> [WHAT NEEDS TO BE DONE]: Repeat the listing below in full, exactly as it stands.
Start
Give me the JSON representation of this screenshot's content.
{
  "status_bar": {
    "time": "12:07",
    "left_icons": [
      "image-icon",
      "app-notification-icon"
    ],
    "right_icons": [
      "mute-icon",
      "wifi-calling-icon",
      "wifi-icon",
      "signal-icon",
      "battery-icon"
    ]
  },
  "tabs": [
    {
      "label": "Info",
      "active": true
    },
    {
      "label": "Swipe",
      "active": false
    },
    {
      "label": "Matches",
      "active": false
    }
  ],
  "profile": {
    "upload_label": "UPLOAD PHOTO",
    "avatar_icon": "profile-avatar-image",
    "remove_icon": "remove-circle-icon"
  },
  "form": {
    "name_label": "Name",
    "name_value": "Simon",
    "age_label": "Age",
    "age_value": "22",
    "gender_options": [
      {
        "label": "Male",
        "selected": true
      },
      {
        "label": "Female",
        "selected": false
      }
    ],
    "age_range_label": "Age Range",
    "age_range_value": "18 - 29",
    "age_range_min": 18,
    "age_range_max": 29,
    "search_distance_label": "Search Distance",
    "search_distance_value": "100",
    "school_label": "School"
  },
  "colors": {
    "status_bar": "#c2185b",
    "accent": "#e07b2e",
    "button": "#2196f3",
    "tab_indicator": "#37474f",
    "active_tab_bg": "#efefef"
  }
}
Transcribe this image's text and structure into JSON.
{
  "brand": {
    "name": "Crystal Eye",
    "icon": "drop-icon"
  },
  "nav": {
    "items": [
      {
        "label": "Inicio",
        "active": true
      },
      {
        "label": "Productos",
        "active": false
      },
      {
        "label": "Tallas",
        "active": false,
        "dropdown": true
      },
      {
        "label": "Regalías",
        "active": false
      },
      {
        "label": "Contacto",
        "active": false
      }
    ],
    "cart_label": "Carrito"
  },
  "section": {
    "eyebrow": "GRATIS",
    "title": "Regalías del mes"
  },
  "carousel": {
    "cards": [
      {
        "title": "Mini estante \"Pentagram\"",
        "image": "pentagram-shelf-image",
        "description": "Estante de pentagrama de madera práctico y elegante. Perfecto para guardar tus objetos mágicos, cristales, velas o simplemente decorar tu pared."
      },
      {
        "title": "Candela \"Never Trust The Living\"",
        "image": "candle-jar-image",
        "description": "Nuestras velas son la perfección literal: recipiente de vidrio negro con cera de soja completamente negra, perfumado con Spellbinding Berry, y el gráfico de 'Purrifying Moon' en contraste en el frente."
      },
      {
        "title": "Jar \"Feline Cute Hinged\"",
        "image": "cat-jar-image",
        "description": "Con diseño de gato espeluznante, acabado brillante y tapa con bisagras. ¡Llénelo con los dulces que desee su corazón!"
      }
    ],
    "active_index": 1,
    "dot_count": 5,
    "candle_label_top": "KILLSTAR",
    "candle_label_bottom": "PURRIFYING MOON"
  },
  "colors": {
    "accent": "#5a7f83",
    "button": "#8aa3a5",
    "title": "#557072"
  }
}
End
> [RESULT OF THIS TASK]:
Give me the JSON representation of this screenshot's content.
{
  "status_bar": {
    "time": "12:07",
    "left_icons": [
      "image-icon",
      "app-notification-icon"
    ],
    "right_icons": [
      "mute-icon",
      "wifi-calling-icon",
      "wifi-icon",
      "signal-icon",
      "battery-icon"
    ]
  },
  "tabs": [
    {
      "label": "Info",
      "active": true
    },
    {
      "label": "Swipe",
      "active": false
    },
    {
      "label": "Matches",
      "active": false
    }
  ],
  "profile": {
    "upload_label": "UPLOAD PHOTO",
    "avatar_icon": "profile-avatar-image",
    "remove_icon": "remove-circle-icon"
  },
  "form": {
    "name_label": "Name",
    "name_value": "Simon",
    "age_label": "Age",
    "age_value": "22",
    "gender_options": [
      {
        "label": "Male",
        "selected": true
      },
      {
        "label": "Female",
        "selected": false
      }
    ],
    "age_range_label": "Age Range",
    "age_range_value": "18 - 29",
    "age_range_min": 18,
    "age_range_max": 29,
    "search_distance_label": "Search Distance",
    "search_distance_value": "100",
    "school_label": "School"
  },
  "colors": {
    "status_bar": "#c2185b",
    "accent": "#e07b2e",
    "button": "#2196f3",
    "tab_indicator": "#37474f",
    "active_tab_bg": "#efefef"
  }
}
Transcribe this image's text and structure into JSON.
{
  "brand": {
    "name": "Crystal Eye",
    "icon": "drop-icon"
  },
  "nav": {
    "items": [
      {
        "label": "Inicio",
        "active": true
      },
      {
        "label": "Productos",
        "active": false
      },
      {
        "label": "Tallas",
        "active": false,
        "dropdown": true
      },
      {
        "label": "Regalías",
        "active": false
      },
      {
        "label": "Contacto",
        "active": false
      }
    ],
    "cart_label": "Carrito"
  },
  "section": {
    "eyebrow": "GRATIS",
    "title": "Regalías del mes"
  },
  "carousel": {
    "cards": [
      {
        "title": "Mini estante \"Pentagram\"",
        "image": "pentagram-shelf-image",
        "description": "Estante de pentagrama de madera práctico y elegante. Perfecto para guardar tus objetos mágicos, cristales, velas o simplemente decorar tu pared."
      },
      {
        "title": "Candela \"Never Trust The Living\"",
        "image": "candle-jar-image",
        "description": "Nuestras velas son la perfección literal: recipiente de vidrio negro con cera de soja completamente negra, perfumado con Spellbinding Berry, y el gráfico de 'Purrifying Moon' en contraste en el frente."
      },
      {
        "title": "Jar \"Feline Cute Hinged\"",
        "image": "cat-jar-image",
        "description": "Con diseño de gato espeluznante, acabado brillante y tapa con bisagras. ¡Llénelo con los dulces que desee su corazón!"
      }
    ],
    "active_index": 1,
    "dot_count": 5,
    "candle_label_top": "KILLSTAR",
    "candle_label_bottom": "PURRIFYING MOON"
  },
  "colors": {
    "accent": "#5a7f83",
    "button": "#8aa3a5",
    "title": "#557072"
  }
}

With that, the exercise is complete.